## WHAT IS REQUIRED
Using the data below, copy each line that includes the word "Bürgermedaille".

___

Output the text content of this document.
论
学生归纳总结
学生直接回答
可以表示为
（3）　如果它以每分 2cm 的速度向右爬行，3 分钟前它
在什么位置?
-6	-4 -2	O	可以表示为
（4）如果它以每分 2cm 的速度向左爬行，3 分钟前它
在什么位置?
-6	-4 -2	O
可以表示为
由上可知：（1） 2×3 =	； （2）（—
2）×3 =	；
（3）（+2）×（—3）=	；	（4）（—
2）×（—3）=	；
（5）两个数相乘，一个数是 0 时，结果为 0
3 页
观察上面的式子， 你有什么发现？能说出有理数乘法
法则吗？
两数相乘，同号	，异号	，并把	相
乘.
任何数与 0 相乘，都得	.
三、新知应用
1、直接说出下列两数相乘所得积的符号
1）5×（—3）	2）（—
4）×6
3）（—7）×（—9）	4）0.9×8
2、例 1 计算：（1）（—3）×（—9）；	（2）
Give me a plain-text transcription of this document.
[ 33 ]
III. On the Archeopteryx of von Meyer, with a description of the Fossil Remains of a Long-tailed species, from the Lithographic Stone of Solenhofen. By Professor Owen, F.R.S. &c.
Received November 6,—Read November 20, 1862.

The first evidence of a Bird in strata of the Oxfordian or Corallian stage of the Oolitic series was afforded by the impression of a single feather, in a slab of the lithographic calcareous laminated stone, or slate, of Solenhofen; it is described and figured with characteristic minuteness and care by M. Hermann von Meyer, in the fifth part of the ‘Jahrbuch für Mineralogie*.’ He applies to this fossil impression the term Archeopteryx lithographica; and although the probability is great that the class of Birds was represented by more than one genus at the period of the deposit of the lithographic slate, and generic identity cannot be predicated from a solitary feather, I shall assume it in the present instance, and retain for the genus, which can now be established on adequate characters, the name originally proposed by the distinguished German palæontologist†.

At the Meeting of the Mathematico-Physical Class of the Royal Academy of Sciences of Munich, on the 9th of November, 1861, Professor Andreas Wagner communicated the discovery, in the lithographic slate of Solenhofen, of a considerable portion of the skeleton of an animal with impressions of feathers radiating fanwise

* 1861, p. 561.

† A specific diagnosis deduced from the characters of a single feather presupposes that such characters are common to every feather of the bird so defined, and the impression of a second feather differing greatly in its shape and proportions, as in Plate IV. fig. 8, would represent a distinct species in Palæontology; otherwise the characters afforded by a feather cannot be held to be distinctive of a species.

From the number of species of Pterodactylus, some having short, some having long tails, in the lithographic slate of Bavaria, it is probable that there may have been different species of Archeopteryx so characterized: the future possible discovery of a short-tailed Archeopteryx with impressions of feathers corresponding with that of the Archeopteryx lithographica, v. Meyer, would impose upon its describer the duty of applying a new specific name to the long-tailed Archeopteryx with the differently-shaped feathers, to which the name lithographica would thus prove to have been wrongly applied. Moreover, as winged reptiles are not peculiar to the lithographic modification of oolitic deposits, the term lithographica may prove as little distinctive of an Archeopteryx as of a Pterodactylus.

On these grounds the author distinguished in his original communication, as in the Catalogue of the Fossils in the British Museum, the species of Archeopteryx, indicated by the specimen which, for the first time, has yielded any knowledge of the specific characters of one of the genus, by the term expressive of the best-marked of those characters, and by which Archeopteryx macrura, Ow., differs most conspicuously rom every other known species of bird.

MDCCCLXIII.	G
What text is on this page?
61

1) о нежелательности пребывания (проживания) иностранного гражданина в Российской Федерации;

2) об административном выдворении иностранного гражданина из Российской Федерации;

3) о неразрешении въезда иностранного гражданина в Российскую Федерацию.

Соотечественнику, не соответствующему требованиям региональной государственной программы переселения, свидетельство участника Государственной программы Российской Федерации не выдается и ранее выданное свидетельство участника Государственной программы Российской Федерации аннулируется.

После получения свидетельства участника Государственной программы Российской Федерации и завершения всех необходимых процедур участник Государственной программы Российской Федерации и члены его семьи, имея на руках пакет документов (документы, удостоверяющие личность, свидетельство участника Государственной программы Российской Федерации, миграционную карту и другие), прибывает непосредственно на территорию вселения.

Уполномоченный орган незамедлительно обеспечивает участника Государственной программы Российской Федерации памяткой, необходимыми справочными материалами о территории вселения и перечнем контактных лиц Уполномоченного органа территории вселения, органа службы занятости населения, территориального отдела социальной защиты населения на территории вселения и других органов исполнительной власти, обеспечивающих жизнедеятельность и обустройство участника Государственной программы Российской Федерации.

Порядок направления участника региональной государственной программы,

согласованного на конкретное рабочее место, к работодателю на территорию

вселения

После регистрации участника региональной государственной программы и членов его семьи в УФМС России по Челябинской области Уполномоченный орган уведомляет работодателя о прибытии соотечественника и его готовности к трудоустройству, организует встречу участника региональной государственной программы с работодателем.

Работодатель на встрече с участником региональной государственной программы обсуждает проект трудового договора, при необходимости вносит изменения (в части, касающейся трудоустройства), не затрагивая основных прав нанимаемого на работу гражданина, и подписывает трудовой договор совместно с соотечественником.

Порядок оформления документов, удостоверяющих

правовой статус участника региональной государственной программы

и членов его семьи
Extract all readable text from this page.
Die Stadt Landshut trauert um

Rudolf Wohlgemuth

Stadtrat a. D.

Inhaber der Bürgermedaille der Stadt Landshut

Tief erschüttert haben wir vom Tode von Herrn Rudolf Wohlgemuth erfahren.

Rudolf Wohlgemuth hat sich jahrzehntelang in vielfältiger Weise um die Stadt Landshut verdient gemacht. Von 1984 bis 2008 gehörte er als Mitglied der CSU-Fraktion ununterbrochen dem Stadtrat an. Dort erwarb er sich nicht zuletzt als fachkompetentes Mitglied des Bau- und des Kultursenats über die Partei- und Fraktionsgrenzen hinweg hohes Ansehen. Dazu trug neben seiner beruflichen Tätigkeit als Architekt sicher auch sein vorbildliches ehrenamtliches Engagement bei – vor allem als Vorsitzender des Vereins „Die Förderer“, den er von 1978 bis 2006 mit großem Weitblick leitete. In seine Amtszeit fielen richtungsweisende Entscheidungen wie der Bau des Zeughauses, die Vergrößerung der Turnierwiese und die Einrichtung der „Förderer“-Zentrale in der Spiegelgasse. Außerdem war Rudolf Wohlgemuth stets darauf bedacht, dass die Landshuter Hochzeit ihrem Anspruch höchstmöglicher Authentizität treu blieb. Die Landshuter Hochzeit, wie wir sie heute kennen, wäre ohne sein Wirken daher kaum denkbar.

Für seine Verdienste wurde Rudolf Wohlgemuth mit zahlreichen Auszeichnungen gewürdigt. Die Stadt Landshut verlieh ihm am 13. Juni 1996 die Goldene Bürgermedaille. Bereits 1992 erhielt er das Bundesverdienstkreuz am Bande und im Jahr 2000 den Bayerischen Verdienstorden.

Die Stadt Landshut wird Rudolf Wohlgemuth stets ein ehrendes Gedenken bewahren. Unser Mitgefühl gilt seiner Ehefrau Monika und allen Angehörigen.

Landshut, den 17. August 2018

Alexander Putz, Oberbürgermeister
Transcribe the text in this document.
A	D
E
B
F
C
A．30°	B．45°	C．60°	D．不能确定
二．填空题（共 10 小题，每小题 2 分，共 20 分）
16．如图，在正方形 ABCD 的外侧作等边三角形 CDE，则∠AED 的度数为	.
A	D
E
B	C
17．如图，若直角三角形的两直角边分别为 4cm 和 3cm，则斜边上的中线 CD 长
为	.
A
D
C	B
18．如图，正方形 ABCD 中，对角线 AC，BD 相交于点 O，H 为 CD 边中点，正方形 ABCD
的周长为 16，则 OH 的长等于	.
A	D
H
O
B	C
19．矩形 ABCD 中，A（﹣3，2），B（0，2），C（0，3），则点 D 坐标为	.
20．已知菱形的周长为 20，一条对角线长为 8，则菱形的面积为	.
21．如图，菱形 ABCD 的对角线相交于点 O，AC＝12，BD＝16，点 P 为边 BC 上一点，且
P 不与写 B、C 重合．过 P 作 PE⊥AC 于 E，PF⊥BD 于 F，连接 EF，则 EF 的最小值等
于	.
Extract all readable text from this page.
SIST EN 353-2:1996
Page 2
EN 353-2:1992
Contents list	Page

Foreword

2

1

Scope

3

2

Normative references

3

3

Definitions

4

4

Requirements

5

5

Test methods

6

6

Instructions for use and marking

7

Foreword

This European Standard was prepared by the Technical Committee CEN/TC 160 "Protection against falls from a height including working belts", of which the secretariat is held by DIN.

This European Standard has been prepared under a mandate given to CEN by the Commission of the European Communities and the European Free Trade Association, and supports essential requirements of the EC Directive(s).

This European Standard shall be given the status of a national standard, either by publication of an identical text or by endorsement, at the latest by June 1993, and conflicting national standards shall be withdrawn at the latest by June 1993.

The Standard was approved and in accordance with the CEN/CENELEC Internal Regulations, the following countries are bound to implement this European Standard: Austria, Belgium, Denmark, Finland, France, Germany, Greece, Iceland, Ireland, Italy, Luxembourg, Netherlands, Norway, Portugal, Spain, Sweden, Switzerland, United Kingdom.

___

## ANSWER FOR THIS EXERCISE
Inhaber der Bürgermedaille der Stadt Landshut
Für seine Verdienste wurde Rudolf Wohlgemuth mit zahlreichen Auszeichnungen gewürdigt. Die Stadt Landshut verlieh ihm am 13. Juni 1996 die Goldene Bürgermedaille. Bereits 1992 erhielt er das Bundesverdienstkreuz am Bande und im Jahr 2000 den Bayerischen Verdienstorden.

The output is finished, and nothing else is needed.